**Source records:**
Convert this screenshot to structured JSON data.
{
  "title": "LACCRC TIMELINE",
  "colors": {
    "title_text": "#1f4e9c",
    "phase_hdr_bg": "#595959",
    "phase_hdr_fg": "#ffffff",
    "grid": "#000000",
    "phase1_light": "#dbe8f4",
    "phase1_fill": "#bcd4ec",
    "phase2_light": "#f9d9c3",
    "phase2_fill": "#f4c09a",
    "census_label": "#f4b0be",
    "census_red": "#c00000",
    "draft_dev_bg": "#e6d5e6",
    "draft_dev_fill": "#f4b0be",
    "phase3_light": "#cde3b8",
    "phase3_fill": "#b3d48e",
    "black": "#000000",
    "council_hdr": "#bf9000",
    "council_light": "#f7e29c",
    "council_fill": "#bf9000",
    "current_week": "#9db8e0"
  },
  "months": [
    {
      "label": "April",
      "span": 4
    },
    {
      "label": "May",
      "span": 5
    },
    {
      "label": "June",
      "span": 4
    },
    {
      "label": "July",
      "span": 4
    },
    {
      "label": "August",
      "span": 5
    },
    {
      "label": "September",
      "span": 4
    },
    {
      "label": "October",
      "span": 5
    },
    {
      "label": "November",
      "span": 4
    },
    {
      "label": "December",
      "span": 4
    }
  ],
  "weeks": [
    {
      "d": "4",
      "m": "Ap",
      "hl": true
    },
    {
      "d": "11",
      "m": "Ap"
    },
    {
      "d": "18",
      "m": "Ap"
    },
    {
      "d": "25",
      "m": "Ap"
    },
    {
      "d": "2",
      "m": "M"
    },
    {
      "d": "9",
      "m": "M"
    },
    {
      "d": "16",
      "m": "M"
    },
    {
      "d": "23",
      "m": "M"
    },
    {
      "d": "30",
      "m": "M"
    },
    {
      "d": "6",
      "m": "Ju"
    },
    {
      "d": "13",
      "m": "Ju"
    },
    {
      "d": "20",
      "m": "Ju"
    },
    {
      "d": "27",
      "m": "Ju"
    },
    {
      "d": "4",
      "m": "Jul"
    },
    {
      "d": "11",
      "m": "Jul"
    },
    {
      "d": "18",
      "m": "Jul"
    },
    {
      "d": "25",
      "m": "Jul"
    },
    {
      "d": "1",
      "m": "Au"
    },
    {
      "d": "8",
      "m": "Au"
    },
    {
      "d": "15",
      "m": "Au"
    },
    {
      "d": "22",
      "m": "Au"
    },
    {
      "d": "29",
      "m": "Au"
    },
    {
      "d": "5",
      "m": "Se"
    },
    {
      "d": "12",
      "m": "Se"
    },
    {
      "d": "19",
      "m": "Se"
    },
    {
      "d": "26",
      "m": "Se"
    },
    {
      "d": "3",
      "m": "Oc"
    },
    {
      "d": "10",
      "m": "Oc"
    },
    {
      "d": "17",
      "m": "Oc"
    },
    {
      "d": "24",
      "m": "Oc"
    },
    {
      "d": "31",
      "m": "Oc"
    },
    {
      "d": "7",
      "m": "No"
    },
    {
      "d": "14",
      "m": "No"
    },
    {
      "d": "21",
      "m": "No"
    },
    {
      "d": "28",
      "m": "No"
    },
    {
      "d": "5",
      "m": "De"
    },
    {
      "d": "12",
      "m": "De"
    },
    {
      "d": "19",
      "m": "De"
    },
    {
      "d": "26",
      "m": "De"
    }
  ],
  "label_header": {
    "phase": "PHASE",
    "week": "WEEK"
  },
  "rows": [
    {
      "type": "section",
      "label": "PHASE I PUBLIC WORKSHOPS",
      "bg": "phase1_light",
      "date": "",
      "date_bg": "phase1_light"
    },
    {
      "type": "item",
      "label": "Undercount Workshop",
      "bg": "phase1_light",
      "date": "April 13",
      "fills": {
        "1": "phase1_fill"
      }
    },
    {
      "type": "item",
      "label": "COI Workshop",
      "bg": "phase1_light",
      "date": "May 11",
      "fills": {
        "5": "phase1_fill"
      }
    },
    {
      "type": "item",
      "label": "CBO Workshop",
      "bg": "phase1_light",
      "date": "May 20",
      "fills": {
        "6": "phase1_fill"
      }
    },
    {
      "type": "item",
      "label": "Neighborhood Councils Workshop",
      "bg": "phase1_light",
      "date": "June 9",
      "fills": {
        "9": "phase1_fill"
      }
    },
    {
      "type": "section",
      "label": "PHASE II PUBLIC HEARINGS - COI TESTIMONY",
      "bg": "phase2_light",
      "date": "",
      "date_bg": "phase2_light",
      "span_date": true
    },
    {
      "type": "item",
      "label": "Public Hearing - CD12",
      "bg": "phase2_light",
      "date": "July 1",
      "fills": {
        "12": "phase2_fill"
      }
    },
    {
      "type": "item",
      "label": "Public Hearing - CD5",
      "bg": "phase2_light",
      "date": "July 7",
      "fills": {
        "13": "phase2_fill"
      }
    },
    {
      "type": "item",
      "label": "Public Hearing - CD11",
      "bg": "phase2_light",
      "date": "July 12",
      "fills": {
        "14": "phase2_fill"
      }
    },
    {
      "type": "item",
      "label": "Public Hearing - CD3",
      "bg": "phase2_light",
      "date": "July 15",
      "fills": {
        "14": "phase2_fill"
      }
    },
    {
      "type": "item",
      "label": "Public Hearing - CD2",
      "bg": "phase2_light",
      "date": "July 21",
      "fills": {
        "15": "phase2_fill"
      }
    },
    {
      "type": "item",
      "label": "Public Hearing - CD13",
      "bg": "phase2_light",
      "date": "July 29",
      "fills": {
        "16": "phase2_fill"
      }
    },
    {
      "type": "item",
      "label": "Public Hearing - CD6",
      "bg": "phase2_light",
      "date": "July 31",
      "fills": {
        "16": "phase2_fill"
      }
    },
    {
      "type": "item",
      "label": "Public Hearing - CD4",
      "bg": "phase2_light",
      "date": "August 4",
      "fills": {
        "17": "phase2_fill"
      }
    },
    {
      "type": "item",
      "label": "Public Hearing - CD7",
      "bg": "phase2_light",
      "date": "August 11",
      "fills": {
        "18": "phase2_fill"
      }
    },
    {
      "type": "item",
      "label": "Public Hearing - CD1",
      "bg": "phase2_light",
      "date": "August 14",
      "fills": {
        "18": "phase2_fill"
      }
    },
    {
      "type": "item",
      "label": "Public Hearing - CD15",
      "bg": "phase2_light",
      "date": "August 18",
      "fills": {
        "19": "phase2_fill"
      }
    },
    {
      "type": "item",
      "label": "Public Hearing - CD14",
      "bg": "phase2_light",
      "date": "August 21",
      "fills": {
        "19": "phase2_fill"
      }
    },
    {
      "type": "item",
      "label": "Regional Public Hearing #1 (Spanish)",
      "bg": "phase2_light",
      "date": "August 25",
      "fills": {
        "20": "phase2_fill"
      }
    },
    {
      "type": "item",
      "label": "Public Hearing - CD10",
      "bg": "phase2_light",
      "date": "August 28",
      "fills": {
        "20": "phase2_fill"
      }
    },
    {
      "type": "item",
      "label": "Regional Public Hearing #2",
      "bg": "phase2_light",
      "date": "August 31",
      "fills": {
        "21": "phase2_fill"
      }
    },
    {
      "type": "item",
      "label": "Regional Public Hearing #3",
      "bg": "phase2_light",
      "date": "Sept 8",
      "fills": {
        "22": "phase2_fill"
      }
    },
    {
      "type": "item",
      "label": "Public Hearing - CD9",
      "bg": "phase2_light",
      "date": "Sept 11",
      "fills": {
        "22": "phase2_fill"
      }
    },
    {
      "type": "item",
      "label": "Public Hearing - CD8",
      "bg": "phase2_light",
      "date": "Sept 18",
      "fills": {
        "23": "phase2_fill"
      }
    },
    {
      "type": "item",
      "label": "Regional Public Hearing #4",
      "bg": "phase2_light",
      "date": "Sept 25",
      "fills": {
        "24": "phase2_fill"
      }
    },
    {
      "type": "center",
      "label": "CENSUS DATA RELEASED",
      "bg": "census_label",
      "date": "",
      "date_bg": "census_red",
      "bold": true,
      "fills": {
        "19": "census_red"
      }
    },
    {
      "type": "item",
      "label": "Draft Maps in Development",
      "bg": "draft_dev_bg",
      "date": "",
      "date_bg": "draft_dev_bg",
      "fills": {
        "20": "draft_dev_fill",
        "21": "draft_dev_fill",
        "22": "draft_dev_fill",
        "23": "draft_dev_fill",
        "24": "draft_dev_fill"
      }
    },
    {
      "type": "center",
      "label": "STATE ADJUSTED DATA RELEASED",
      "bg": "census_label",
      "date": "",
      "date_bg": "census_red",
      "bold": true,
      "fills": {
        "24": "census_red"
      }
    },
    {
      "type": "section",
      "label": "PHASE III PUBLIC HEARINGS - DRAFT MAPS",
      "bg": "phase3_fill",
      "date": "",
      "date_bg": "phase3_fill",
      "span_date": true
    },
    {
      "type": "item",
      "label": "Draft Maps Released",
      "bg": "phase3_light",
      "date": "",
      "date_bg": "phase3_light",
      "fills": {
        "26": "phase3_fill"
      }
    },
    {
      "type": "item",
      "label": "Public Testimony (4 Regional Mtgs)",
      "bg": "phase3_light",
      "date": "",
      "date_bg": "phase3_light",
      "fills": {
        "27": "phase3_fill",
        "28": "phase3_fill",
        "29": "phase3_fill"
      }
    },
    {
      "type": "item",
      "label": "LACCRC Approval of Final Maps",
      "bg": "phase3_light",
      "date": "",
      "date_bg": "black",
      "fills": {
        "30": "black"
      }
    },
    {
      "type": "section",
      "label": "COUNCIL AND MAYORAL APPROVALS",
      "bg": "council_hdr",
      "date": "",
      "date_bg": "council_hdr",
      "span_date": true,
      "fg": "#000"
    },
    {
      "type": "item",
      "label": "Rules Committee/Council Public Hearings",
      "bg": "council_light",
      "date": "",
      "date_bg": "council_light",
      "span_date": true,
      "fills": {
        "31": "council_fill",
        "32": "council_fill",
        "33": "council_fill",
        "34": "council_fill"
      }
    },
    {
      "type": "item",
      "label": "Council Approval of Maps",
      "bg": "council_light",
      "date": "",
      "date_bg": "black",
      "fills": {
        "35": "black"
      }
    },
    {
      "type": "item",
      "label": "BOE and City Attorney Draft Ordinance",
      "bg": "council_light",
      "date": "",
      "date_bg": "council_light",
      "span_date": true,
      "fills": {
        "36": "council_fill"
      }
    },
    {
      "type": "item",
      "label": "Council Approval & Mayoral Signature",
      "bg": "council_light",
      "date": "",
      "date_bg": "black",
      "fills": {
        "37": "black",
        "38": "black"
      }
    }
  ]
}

**Directions for this task:** Write out every line from the entries where "July" appears.

**Output:**
      "label": "July",
      "date": "July 1",
      "date": "July 7",
      "date": "July 12",
      "date": "July 15",
      "date": "July 21",
      "date": "July 29",
      "date": "July 31",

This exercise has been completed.